Recorded data:
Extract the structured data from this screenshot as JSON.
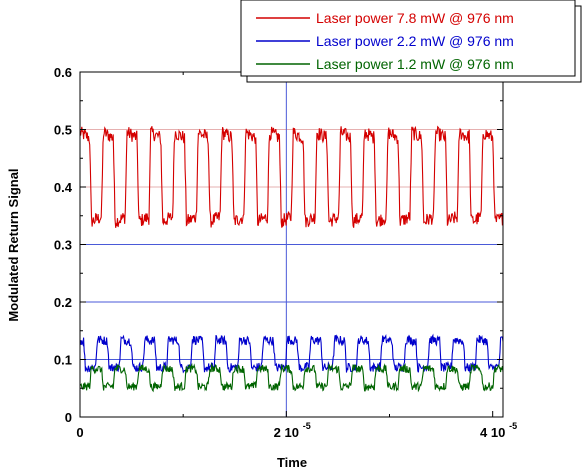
{
  "chart_data": {
    "type": "line",
    "title": "",
    "xlabel": "Time",
    "ylabel": "Modulated Return Signal",
    "xlim": [
      0,
      4.1e-05
    ],
    "ylim": [
      0,
      0.6
    ],
    "grid": "major ticks at y 0.3, 0.2, 0.1 and x 2e-5",
    "legend_position": "top-right",
    "y_ticks": [
      {
        "value": 0,
        "label": "0"
      },
      {
        "value": 0.1,
        "label": "0.1"
      },
      {
        "value": 0.2,
        "label": "0.2"
      },
      {
        "value": 0.3,
        "label": "0.3"
      },
      {
        "value": 0.4,
        "label": "0.4"
      },
      {
        "value": 0.5,
        "label": "0.5"
      },
      {
        "value": 0.6,
        "label": "0.6"
      }
    ],
    "x_ticks": [
      {
        "value": 0,
        "mantissa": "0",
        "exponent": ""
      },
      {
        "value": 2e-05,
        "mantissa": "2 10",
        "exponent": "-5"
      },
      {
        "value": 4e-05,
        "mantissa": "4 10",
        "exponent": "-5"
      }
    ],
    "series": [
      {
        "name": "Laser power 7.8 mW @ 976 nm",
        "color": "#d40000",
        "period": 2.3e-06,
        "low": 0.34,
        "high": 0.495,
        "noise": 0.012,
        "phase": 0.1
      },
      {
        "name": "Laser power 2.2 mW @ 976 nm",
        "color": "#0000cc",
        "period": 2.3e-06,
        "low": 0.085,
        "high": 0.135,
        "noise": 0.008,
        "phase": 0.35
      },
      {
        "name": "Laser power 1.2 mW @ 976 nm",
        "color": "#006400",
        "period": 2.3e-06,
        "low": 0.052,
        "high": 0.085,
        "noise": 0.007,
        "phase": 0.6
      }
    ]
  }
}
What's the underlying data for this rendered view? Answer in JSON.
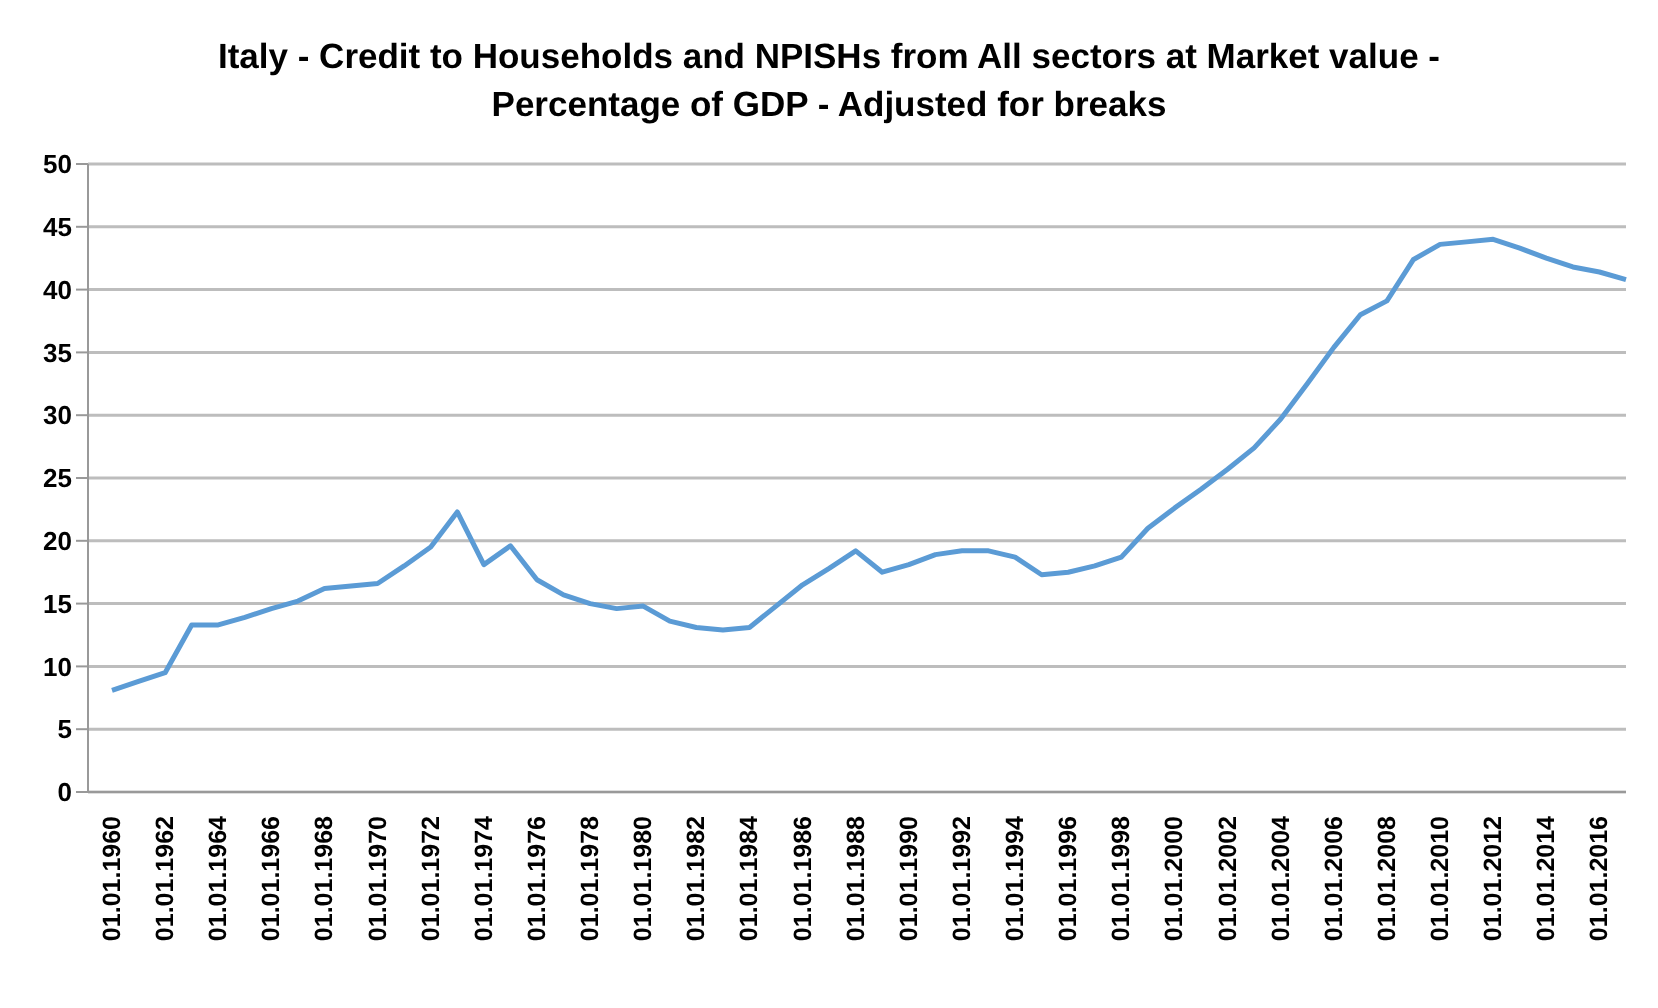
{
  "chart_data": {
    "type": "line",
    "title": "Italy - Credit to Households and NPISHs from All sectors at Market value - Percentage of GDP - Adjusted for breaks",
    "categories": [
      "01.01.1960",
      null,
      "01.01.1962",
      null,
      "01.01.1964",
      null,
      "01.01.1966",
      null,
      "01.01.1968",
      null,
      "01.01.1970",
      null,
      "01.01.1972",
      null,
      "01.01.1974",
      null,
      "01.01.1976",
      null,
      "01.01.1978",
      null,
      "01.01.1980",
      null,
      "01.01.1982",
      null,
      "01.01.1984",
      null,
      "01.01.1986",
      null,
      "01.01.1988",
      null,
      "01.01.1990",
      null,
      "01.01.1992",
      null,
      "01.01.1994",
      null,
      "01.01.1996",
      null,
      "01.01.1998",
      null,
      "01.01.2000",
      null,
      "01.01.2002",
      null,
      "01.01.2004",
      null,
      "01.01.2006",
      null,
      "01.01.2008",
      null,
      "01.01.2010",
      null,
      "01.01.2012",
      null,
      "01.01.2014",
      null,
      "01.01.2016",
      null
    ],
    "series": [
      {
        "color": "#5b9bd5",
        "values": [
          8.1,
          8.8,
          9.5,
          13.3,
          13.3,
          13.9,
          14.6,
          15.2,
          16.2,
          16.4,
          16.6,
          18.0,
          19.5,
          22.3,
          18.1,
          19.6,
          16.9,
          15.7,
          15.0,
          14.6,
          14.8,
          13.6,
          13.1,
          12.9,
          13.1,
          14.8,
          16.5,
          17.8,
          19.2,
          17.5,
          18.1,
          18.9,
          19.2,
          19.2,
          18.7,
          17.3,
          17.5,
          18.0,
          18.7,
          21.0,
          22.6,
          24.1,
          25.7,
          27.4,
          29.7,
          32.5,
          35.4,
          38.0,
          39.1,
          42.4,
          43.6,
          43.8,
          44.0,
          43.3,
          42.5,
          41.8,
          41.4,
          40.8
        ]
      }
    ],
    "ylim": [
      0,
      50
    ],
    "yticks": [
      0,
      5,
      10,
      15,
      20,
      25,
      30,
      35,
      40,
      45,
      50
    ],
    "grid": "y",
    "legend": false,
    "marker": "none",
    "line_style": "solid"
  }
}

→ WRITTEN PROBLEM
All of the data above should be quoted exactly, except for the pictures.

→ ANSWER TO THIS TASK
Extract the structured data from this screenshot as JSON.
{
  "chart_data": {
    "type": "line",
    "title": "",
    "xlabel": "Time",
    "ylabel": "Modulated Return Signal",
    "xlim": [
      0,
      4.1e-05
    ],
    "ylim": [
      0,
      0.6
    ],
    "grid": "major ticks at y 0.3, 0.2, 0.1 and x 2e-5",
    "legend_position": "top-right",
    "y_ticks": [
      {
        "value": 0,
        "label": "0"
      },
      {
        "value": 0.1,
        "label": "0.1"
      },
      {
        "value": 0.2,
        "label": "0.2"
      },
      {
        "value": 0.3,
        "label": "0.3"
      },
      {
        "value": 0.4,
        "label": "0.4"
      },
      {
        "value": 0.5,
        "label": "0.5"
      },
      {
        "value": 0.6,
        "label": "0.6"
      }
    ],
    "x_ticks": [
      {
        "value": 0,
        "mantissa": "0",
        "exponent": ""
      },
      {
        "value": 2e-05,
        "mantissa": "2 10",
        "exponent": "-5"
      },
      {
        "value": 4e-05,
        "mantissa": "4 10",
        "exponent": "-5"
      }
    ],
    "series": [
      {
        "name": "Laser power 7.8 mW @ 976 nm",
        "color": "#d40000",
        "period": 2.3e-06,
        "low": 0.34,
        "high": 0.495,
        "noise": 0.012,
        "phase": 0.1
      },
      {
        "name": "Laser power 2.2 mW @ 976 nm",
        "color": "#0000cc",
        "period": 2.3e-06,
        "low": 0.085,
        "high": 0.135,
        "noise": 0.008,
        "phase": 0.35
      },
      {
        "name": "Laser power 1.2 mW @ 976 nm",
        "color": "#006400",
        "period": 2.3e-06,
        "low": 0.052,
        "high": 0.085,
        "noise": 0.007,
        "phase": 0.6
      }
    ]
  }
}
What's the underlying data for this rendered view? Answer in JSON.
{
  "chart_data": {
    "type": "line",
    "title": "Italy - Credit to Households and NPISHs from All sectors at Market value - Percentage of GDP - Adjusted for breaks",
    "categories": [
      "01.01.1960",
      null,
      "01.01.1962",
      null,
      "01.01.1964",
      null,
      "01.01.1966",
      null,
      "01.01.1968",
      null,
      "01.01.1970",
      null,
      "01.01.1972",
      null,
      "01.01.1974",
      null,
      "01.01.1976",
      null,
      "01.01.1978",
      null,
      "01.01.1980",
      null,
      "01.01.1982",
      null,
      "01.01.1984",
      null,
      "01.01.1986",
      null,
      "01.01.1988",
      null,
      "01.01.1990",
      null,
      "01.01.1992",
      null,
      "01.01.1994",
      null,
      "01.01.1996",
      null,
      "01.01.1998",
      null,
      "01.01.2000",
      null,
      "01.01.2002",
      null,
      "01.01.2004",
      null,
      "01.01.2006",
      null,
      "01.01.2008",
      null,
      "01.01.2010",
      null,
      "01.01.2012",
      null,
      "01.01.2014",
      null,
      "01.01.2016",
      null
    ],
    "series": [
      {
        "color": "#5b9bd5",
        "values": [
          8.1,
          8.8,
          9.5,
          13.3,
          13.3,
          13.9,
          14.6,
          15.2,
          16.2,
          16.4,
          16.6,
          18.0,
          19.5,
          22.3,
          18.1,
          19.6,
          16.9,
          15.7,
          15.0,
          14.6,
          14.8,
          13.6,
          13.1,
          12.9,
          13.1,
          14.8,
          16.5,
          17.8,
          19.2,
          17.5,
          18.1,
          18.9,
          19.2,
          19.2,
          18.7,
          17.3,
          17.5,
          18.0,
          18.7,
          21.0,
          22.6,
          24.1,
          25.7,
          27.4,
          29.7,
          32.5,
          35.4,
          38.0,
          39.1,
          42.4,
          43.6,
          43.8,
          44.0,
          43.3,
          42.5,
          41.8,
          41.4,
          40.8
        ]
      }
    ],
    "ylim": [
      0,
      50
    ],
    "yticks": [
      0,
      5,
      10,
      15,
      20,
      25,
      30,
      35,
      40,
      45,
      50
    ],
    "grid": "y",
    "legend": false,
    "marker": "none",
    "line_style": "solid"
  }
}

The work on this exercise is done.